TASK REQUIREMENTS
Without including any images, reproduce each entry exactly.

EXTRACTED INFORMATION
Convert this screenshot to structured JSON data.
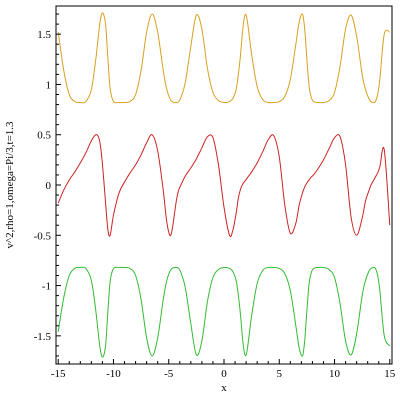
{
  "chart_data": {
    "type": "line",
    "title": "",
    "xlabel": "x",
    "ylabel": "v^2,rho=1,omega=Pi/3,t=1.3",
    "xlim": [
      -15.2,
      15.2
    ],
    "ylim": [
      -1.78,
      1.78
    ],
    "x_ticks": [
      {
        "value": -15,
        "label": "-15"
      },
      {
        "value": -10,
        "label": "-10"
      },
      {
        "value": -5,
        "label": "-5"
      },
      {
        "value": 0,
        "label": "0"
      },
      {
        "value": 5,
        "label": "5"
      },
      {
        "value": 10,
        "label": "10"
      },
      {
        "value": 15,
        "label": "15"
      }
    ],
    "y_ticks": [
      {
        "value": 1.5,
        "label": "1.5"
      },
      {
        "value": 1,
        "label": "1"
      },
      {
        "value": 0.5,
        "label": "0.5"
      },
      {
        "value": 0,
        "label": "0"
      },
      {
        "value": -0.5,
        "label": "-0.5"
      },
      {
        "value": -1,
        "label": "-1"
      },
      {
        "value": -1.5,
        "label": "-1.5"
      }
    ],
    "grid": false,
    "legend": "none",
    "x": [
      -15,
      -14.5,
      -14,
      -13.5,
      -13,
      -12.5,
      -12,
      -11.6,
      -11.3,
      -11.1,
      -10.9,
      -10.7,
      -10.5,
      -10.3,
      -10,
      -9.5,
      -9,
      -8.5,
      -8,
      -7.5,
      -7,
      -6.5,
      -6,
      -5.5,
      -5.2,
      -4.9,
      -4.7,
      -4.5,
      -4.3,
      -4.1,
      -3.9,
      -3.5,
      -3,
      -2.5,
      -2,
      -1.5,
      -1,
      -0.5,
      0,
      0.5,
      0.8,
      1.1,
      1.3,
      1.5,
      1.7,
      1.9,
      2.1,
      2.5,
      3,
      3.5,
      4,
      4.5,
      5,
      5.5,
      6,
      6.5,
      6.8,
      7.1,
      7.3,
      7.5,
      7.7,
      7.9,
      8.1,
      8.5,
      9,
      9.5,
      10,
      10.5,
      11,
      11.5,
      12,
      12.5,
      12.8,
      13.1,
      13.3,
      13.5,
      13.7,
      13.9,
      14.1,
      14.5,
      15
    ],
    "series": [
      {
        "color": "#d9a020",
        "values": [
          1.52,
          1.14,
          0.9,
          0.83,
          0.82,
          0.83,
          0.95,
          1.25,
          1.55,
          1.69,
          1.7,
          1.58,
          1.25,
          0.96,
          0.83,
          0.82,
          0.82,
          0.83,
          0.9,
          1.14,
          1.52,
          1.7,
          1.52,
          1.14,
          0.96,
          0.86,
          0.83,
          0.82,
          0.82,
          0.83,
          0.87,
          1.02,
          1.38,
          1.69,
          1.55,
          1.16,
          0.92,
          0.84,
          0.82,
          0.83,
          0.86,
          0.95,
          1.1,
          1.3,
          1.55,
          1.69,
          1.64,
          1.3,
          0.98,
          0.85,
          0.82,
          0.82,
          0.83,
          0.88,
          1.05,
          1.4,
          1.62,
          1.7,
          1.55,
          1.25,
          0.98,
          0.87,
          0.83,
          0.82,
          0.82,
          0.84,
          0.92,
          1.18,
          1.55,
          1.69,
          1.48,
          1.1,
          0.95,
          0.86,
          0.83,
          0.82,
          0.83,
          0.9,
          1.05,
          1.5,
          1.52
        ]
      },
      {
        "color": "#cc2222",
        "values": [
          -0.18,
          -0.05,
          0.05,
          0.13,
          0.22,
          0.32,
          0.44,
          0.5,
          0.46,
          0.32,
          0.08,
          -0.2,
          -0.45,
          -0.5,
          -0.3,
          -0.08,
          0.03,
          0.12,
          0.2,
          0.3,
          0.42,
          0.5,
          0.34,
          -0.05,
          -0.35,
          -0.5,
          -0.45,
          -0.3,
          -0.15,
          -0.05,
          0.0,
          0.09,
          0.17,
          0.26,
          0.37,
          0.48,
          0.47,
          0.2,
          -0.22,
          -0.5,
          -0.45,
          -0.28,
          -0.13,
          -0.04,
          0.01,
          0.04,
          0.07,
          0.13,
          0.22,
          0.33,
          0.45,
          0.49,
          0.28,
          -0.2,
          -0.48,
          -0.38,
          -0.2,
          -0.08,
          -0.02,
          0.02,
          0.05,
          0.08,
          0.1,
          0.16,
          0.25,
          0.36,
          0.47,
          0.48,
          0.2,
          -0.32,
          -0.5,
          -0.33,
          -0.16,
          -0.06,
          0.0,
          0.04,
          0.08,
          0.12,
          0.18,
          0.35,
          -0.4
        ]
      },
      {
        "color": "#33bb33",
        "values": [
          -1.46,
          -1.12,
          -0.9,
          -0.83,
          -0.82,
          -0.83,
          -0.95,
          -1.25,
          -1.55,
          -1.69,
          -1.7,
          -1.58,
          -1.25,
          -0.96,
          -0.83,
          -0.82,
          -0.82,
          -0.83,
          -0.9,
          -1.14,
          -1.52,
          -1.7,
          -1.52,
          -1.14,
          -0.96,
          -0.86,
          -0.83,
          -0.82,
          -0.82,
          -0.83,
          -0.87,
          -1.02,
          -1.38,
          -1.69,
          -1.55,
          -1.16,
          -0.92,
          -0.84,
          -0.82,
          -0.83,
          -0.86,
          -0.95,
          -1.1,
          -1.3,
          -1.55,
          -1.69,
          -1.64,
          -1.3,
          -0.98,
          -0.85,
          -0.82,
          -0.82,
          -0.83,
          -0.88,
          -1.05,
          -1.4,
          -1.62,
          -1.7,
          -1.55,
          -1.25,
          -0.98,
          -0.87,
          -0.83,
          -0.82,
          -0.82,
          -0.84,
          -0.92,
          -1.18,
          -1.55,
          -1.69,
          -1.48,
          -1.1,
          -0.95,
          -0.86,
          -0.83,
          -0.82,
          -0.83,
          -0.9,
          -1.05,
          -1.5,
          -1.6
        ]
      }
    ]
  }
}
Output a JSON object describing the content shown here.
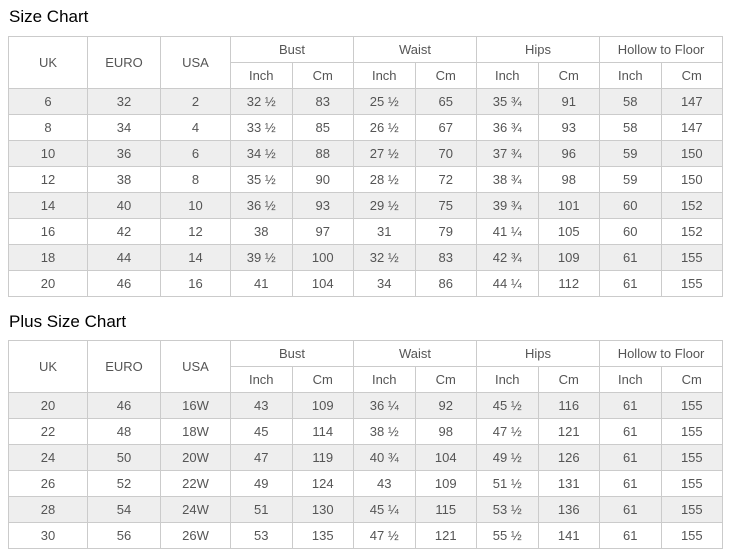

WRITTEN ANSWER
Convert this screenshot to structured JSON data.
{
  "chart_data": {
    "type": "line",
    "title": "",
    "xlabel": "x",
    "ylabel": "v^2,rho=1,omega=Pi/3,t=1.3",
    "xlim": [
      -15.2,
      15.2
    ],
    "ylim": [
      -1.78,
      1.78
    ],
    "x_ticks": [
      {
        "value": -15,
        "label": "-15"
      },
      {
        "value": -10,
        "label": "-10"
      },
      {
        "value": -5,
        "label": "-5"
      },
      {
        "value": 0,
        "label": "0"
      },
      {
        "value": 5,
        "label": "5"
      },
      {
        "value": 10,
        "label": "10"
      },
      {
        "value": 15,
        "label": "15"
      }
    ],
    "y_ticks": [
      {
        "value": 1.5,
        "label": "1.5"
      },
      {
        "value": 1,
        "label": "1"
      },
      {
        "value": 0.5,
        "label": "0.5"
      },
      {
        "value": 0,
        "label": "0"
      },
      {
        "value": -0.5,
        "label": "-0.5"
      },
      {
        "value": -1,
        "label": "-1"
      },
      {
        "value": -1.5,
        "label": "-1.5"
      }
    ],
    "grid": false,
    "legend": "none",
    "x": [
      -15,
      -14.5,
      -14,
      -13.5,
      -13,
      -12.5,
      -12,
      -11.6,
      -11.3,
      -11.1,
      -10.9,
      -10.7,
      -10.5,
      -10.3,
      -10,
      -9.5,
      -9,
      -8.5,
      -8,
      -7.5,
      -7,
      -6.5,
      -6,
      -5.5,
      -5.2,
      -4.9,
      -4.7,
      -4.5,
      -4.3,
      -4.1,
      -3.9,
      -3.5,
      -3,
      -2.5,
      -2,
      -1.5,
      -1,
      -0.5,
      0,
      0.5,
      0.8,
      1.1,
      1.3,
      1.5,
      1.7,
      1.9,
      2.1,
      2.5,
      3,
      3.5,
      4,
      4.5,
      5,
      5.5,
      6,
      6.5,
      6.8,
      7.1,
      7.3,
      7.5,
      7.7,
      7.9,
      8.1,
      8.5,
      9,
      9.5,
      10,
      10.5,
      11,
      11.5,
      12,
      12.5,
      12.8,
      13.1,
      13.3,
      13.5,
      13.7,
      13.9,
      14.1,
      14.5,
      15
    ],
    "series": [
      {
        "color": "#d9a020",
        "values": [
          1.52,
          1.14,
          0.9,
          0.83,
          0.82,
          0.83,
          0.95,
          1.25,
          1.55,
          1.69,
          1.7,
          1.58,
          1.25,
          0.96,
          0.83,
          0.82,
          0.82,
          0.83,
          0.9,
          1.14,
          1.52,
          1.7,
          1.52,
          1.14,
          0.96,
          0.86,
          0.83,
          0.82,
          0.82,
          0.83,
          0.87,
          1.02,
          1.38,
          1.69,
          1.55,
          1.16,
          0.92,
          0.84,
          0.82,
          0.83,
          0.86,
          0.95,
          1.1,
          1.3,
          1.55,
          1.69,
          1.64,
          1.3,
          0.98,
          0.85,
          0.82,
          0.82,
          0.83,
          0.88,
          1.05,
          1.4,
          1.62,
          1.7,
          1.55,
          1.25,
          0.98,
          0.87,
          0.83,
          0.82,
          0.82,
          0.84,
          0.92,
          1.18,
          1.55,
          1.69,
          1.48,
          1.1,
          0.95,
          0.86,
          0.83,
          0.82,
          0.83,
          0.9,
          1.05,
          1.5,
          1.52
        ]
      },
      {
        "color": "#cc2222",
        "values": [
          -0.18,
          -0.05,
          0.05,
          0.13,
          0.22,
          0.32,
          0.44,
          0.5,
          0.46,
          0.32,
          0.08,
          -0.2,
          -0.45,
          -0.5,
          -0.3,
          -0.08,
          0.03,
          0.12,
          0.2,
          0.3,
          0.42,
          0.5,
          0.34,
          -0.05,
          -0.35,
          -0.5,
          -0.45,
          -0.3,
          -0.15,
          -0.05,
          0.0,
          0.09,
          0.17,
          0.26,
          0.37,
          0.48,
          0.47,
          0.2,
          -0.22,
          -0.5,
          -0.45,
          -0.28,
          -0.13,
          -0.04,
          0.01,
          0.04,
          0.07,
          0.13,
          0.22,
          0.33,
          0.45,
          0.49,
          0.28,
          -0.2,
          -0.48,
          -0.38,
          -0.2,
          -0.08,
          -0.02,
          0.02,
          0.05,
          0.08,
          0.1,
          0.16,
          0.25,
          0.36,
          0.47,
          0.48,
          0.2,
          -0.32,
          -0.5,
          -0.33,
          -0.16,
          -0.06,
          0.0,
          0.04,
          0.08,
          0.12,
          0.18,
          0.35,
          -0.4
        ]
      },
      {
        "color": "#33bb33",
        "values": [
          -1.46,
          -1.12,
          -0.9,
          -0.83,
          -0.82,
          -0.83,
          -0.95,
          -1.25,
          -1.55,
          -1.69,
          -1.7,
          -1.58,
          -1.25,
          -0.96,
          -0.83,
          -0.82,
          -0.82,
          -0.83,
          -0.9,
          -1.14,
          -1.52,
          -1.7,
          -1.52,
          -1.14,
          -0.96,
          -0.86,
          -0.83,
          -0.82,
          -0.82,
          -0.83,
          -0.87,
          -1.02,
          -1.38,
          -1.69,
          -1.55,
          -1.16,
          -0.92,
          -0.84,
          -0.82,
          -0.83,
          -0.86,
          -0.95,
          -1.1,
          -1.3,
          -1.55,
          -1.69,
          -1.64,
          -1.3,
          -0.98,
          -0.85,
          -0.82,
          -0.82,
          -0.83,
          -0.88,
          -1.05,
          -1.4,
          -1.62,
          -1.7,
          -1.55,
          -1.25,
          -0.98,
          -0.87,
          -0.83,
          -0.82,
          -0.82,
          -0.84,
          -0.92,
          -1.18,
          -1.55,
          -1.69,
          -1.48,
          -1.1,
          -0.95,
          -0.86,
          -0.83,
          -0.82,
          -0.83,
          -0.9,
          -1.05,
          -1.5,
          -1.6
        ]
      }
    ]
  }
}
Output a JSON object describing the content shown here.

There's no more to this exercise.